▶ _To be done_:
List all lines of the data containing the word "Resolución".

BEGIN

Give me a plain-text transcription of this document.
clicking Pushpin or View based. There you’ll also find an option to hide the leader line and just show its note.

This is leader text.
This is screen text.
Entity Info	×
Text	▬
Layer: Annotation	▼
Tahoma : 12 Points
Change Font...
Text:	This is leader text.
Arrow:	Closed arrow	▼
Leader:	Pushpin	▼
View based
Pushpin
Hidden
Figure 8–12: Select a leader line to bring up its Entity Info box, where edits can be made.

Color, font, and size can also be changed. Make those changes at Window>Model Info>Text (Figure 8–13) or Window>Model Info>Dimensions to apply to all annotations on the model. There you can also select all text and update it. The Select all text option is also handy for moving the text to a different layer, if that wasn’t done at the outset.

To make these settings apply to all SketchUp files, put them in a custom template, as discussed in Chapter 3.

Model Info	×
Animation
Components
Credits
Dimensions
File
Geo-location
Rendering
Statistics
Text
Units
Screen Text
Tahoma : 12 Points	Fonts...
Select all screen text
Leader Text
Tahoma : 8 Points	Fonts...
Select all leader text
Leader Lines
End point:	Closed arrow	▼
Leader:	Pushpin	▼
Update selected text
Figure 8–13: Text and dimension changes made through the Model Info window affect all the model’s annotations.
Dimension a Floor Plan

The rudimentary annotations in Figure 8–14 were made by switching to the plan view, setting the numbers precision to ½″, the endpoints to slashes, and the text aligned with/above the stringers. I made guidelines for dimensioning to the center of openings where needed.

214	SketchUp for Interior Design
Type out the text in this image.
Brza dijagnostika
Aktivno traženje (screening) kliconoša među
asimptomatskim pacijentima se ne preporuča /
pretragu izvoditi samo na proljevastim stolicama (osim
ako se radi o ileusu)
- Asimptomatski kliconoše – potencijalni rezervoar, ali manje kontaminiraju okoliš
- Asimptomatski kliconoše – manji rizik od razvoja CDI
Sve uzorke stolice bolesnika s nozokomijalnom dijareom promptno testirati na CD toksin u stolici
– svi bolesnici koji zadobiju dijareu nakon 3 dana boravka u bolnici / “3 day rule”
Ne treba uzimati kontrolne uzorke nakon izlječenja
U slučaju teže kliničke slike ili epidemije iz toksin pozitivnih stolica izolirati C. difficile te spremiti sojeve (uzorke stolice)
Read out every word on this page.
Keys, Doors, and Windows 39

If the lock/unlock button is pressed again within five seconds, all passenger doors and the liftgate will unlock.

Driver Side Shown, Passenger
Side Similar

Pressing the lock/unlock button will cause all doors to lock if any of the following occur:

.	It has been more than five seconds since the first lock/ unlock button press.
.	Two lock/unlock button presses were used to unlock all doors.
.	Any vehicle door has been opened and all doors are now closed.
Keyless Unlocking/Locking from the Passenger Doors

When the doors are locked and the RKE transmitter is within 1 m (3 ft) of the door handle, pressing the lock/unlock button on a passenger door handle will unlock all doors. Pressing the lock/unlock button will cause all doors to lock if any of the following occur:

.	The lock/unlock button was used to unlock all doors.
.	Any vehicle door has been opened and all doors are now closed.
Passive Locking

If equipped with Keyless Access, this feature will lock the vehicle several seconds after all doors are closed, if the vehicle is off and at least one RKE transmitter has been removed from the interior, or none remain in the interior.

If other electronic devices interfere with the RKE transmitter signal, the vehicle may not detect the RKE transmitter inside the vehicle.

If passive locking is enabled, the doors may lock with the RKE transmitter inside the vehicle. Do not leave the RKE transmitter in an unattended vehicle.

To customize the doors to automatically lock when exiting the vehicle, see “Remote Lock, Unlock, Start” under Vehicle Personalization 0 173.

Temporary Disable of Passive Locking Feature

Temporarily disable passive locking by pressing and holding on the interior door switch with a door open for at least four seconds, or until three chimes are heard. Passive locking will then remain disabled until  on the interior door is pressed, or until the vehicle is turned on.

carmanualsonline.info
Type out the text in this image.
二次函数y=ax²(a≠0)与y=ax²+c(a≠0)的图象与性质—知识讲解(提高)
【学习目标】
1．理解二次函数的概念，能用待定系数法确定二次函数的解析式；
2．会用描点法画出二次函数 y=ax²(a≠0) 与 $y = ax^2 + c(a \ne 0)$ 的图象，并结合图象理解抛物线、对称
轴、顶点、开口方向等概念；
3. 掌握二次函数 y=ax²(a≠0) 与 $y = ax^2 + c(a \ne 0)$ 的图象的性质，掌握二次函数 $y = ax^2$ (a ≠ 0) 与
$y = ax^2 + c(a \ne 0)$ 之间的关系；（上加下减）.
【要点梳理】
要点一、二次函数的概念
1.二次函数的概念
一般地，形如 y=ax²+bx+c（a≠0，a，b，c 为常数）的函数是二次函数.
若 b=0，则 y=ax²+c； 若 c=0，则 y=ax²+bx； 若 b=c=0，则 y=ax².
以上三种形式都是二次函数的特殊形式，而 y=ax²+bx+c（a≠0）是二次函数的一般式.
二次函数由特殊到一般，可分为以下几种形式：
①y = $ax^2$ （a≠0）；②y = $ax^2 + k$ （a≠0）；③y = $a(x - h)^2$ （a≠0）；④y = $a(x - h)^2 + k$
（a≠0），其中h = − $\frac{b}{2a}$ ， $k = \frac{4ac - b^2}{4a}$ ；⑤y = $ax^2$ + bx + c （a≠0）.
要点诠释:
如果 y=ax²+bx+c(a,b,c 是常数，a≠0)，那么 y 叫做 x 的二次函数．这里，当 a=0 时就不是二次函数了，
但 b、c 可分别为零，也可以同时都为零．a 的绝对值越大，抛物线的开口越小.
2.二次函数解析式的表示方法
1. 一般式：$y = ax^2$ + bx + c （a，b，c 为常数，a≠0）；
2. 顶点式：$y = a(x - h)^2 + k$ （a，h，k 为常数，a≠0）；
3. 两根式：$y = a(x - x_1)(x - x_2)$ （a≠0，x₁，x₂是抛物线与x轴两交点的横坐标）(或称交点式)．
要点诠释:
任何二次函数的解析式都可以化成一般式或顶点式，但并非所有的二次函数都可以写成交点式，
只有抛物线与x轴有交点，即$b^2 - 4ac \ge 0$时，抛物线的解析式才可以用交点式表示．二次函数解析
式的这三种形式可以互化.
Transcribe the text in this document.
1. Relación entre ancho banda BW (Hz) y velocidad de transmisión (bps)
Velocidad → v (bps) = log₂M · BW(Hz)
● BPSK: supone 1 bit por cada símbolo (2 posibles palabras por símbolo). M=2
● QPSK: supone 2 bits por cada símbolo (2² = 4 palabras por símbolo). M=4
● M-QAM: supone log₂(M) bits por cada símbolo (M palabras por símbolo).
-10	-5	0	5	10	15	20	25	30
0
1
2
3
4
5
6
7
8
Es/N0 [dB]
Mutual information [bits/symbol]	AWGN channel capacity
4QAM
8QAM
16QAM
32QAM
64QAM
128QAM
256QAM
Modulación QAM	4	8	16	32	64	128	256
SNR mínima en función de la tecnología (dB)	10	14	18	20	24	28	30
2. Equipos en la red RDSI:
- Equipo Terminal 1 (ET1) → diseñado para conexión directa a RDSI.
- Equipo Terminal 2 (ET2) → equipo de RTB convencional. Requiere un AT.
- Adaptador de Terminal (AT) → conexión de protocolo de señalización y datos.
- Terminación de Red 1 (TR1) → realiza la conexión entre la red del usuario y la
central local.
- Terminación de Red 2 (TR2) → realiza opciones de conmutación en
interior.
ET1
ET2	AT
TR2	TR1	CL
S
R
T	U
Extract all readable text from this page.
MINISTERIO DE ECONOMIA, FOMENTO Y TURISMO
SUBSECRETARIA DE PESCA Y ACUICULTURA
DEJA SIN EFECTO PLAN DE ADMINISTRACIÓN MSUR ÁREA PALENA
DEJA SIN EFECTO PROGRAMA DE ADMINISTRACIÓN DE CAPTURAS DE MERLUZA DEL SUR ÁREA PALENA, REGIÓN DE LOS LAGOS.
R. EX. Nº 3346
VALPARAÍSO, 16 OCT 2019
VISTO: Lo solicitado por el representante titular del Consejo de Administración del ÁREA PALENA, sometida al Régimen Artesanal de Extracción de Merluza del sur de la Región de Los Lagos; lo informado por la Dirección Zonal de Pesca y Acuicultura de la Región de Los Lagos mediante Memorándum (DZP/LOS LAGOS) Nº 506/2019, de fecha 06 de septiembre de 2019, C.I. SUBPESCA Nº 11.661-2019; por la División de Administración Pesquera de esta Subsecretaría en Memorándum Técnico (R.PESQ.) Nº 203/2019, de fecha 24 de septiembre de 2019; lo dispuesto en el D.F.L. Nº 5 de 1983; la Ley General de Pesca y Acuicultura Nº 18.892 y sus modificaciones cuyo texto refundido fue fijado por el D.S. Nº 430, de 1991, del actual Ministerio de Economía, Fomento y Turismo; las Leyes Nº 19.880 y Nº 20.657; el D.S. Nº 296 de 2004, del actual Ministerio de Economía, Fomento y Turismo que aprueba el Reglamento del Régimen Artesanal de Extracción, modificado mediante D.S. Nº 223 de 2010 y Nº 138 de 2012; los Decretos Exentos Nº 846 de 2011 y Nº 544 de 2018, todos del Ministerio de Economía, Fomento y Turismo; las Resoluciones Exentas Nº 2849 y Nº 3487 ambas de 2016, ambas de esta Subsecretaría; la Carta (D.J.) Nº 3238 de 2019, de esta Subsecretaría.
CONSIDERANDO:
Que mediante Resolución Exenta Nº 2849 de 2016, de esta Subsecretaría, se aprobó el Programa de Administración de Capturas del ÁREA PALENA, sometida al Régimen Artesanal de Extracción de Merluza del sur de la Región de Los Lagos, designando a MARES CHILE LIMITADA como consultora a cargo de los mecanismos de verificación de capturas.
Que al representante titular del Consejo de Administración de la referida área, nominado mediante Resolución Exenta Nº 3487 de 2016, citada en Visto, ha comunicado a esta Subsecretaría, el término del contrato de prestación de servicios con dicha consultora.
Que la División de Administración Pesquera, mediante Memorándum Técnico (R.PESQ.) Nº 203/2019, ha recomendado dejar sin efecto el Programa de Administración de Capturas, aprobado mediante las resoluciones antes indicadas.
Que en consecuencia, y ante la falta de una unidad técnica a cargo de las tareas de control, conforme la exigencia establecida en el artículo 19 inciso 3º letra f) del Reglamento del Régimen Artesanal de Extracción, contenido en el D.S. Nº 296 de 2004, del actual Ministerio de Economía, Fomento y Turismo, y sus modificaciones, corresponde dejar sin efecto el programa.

END

▶ _Task response_:
Que mediante Resolución Exenta Nº 2849 de 2016, de esta Subsecretaría, se aprobó el Programa de Administración de Capturas del ÁREA PALENA, sometida al Régimen Artesanal de Extracción de Merluza del sur de la Región de Los Lagos, designando a MARES CHILE LIMITADA como consultora a cargo de los mecanismos de verificación de capturas.
Que al representante titular del Consejo de Administración de la referida área, nominado mediante Resolución Exenta Nº 3487 de 2016, citada en Visto, ha comunicado a esta Subsecretaría, el término del contrato de prestación de servicios con dicha consultora.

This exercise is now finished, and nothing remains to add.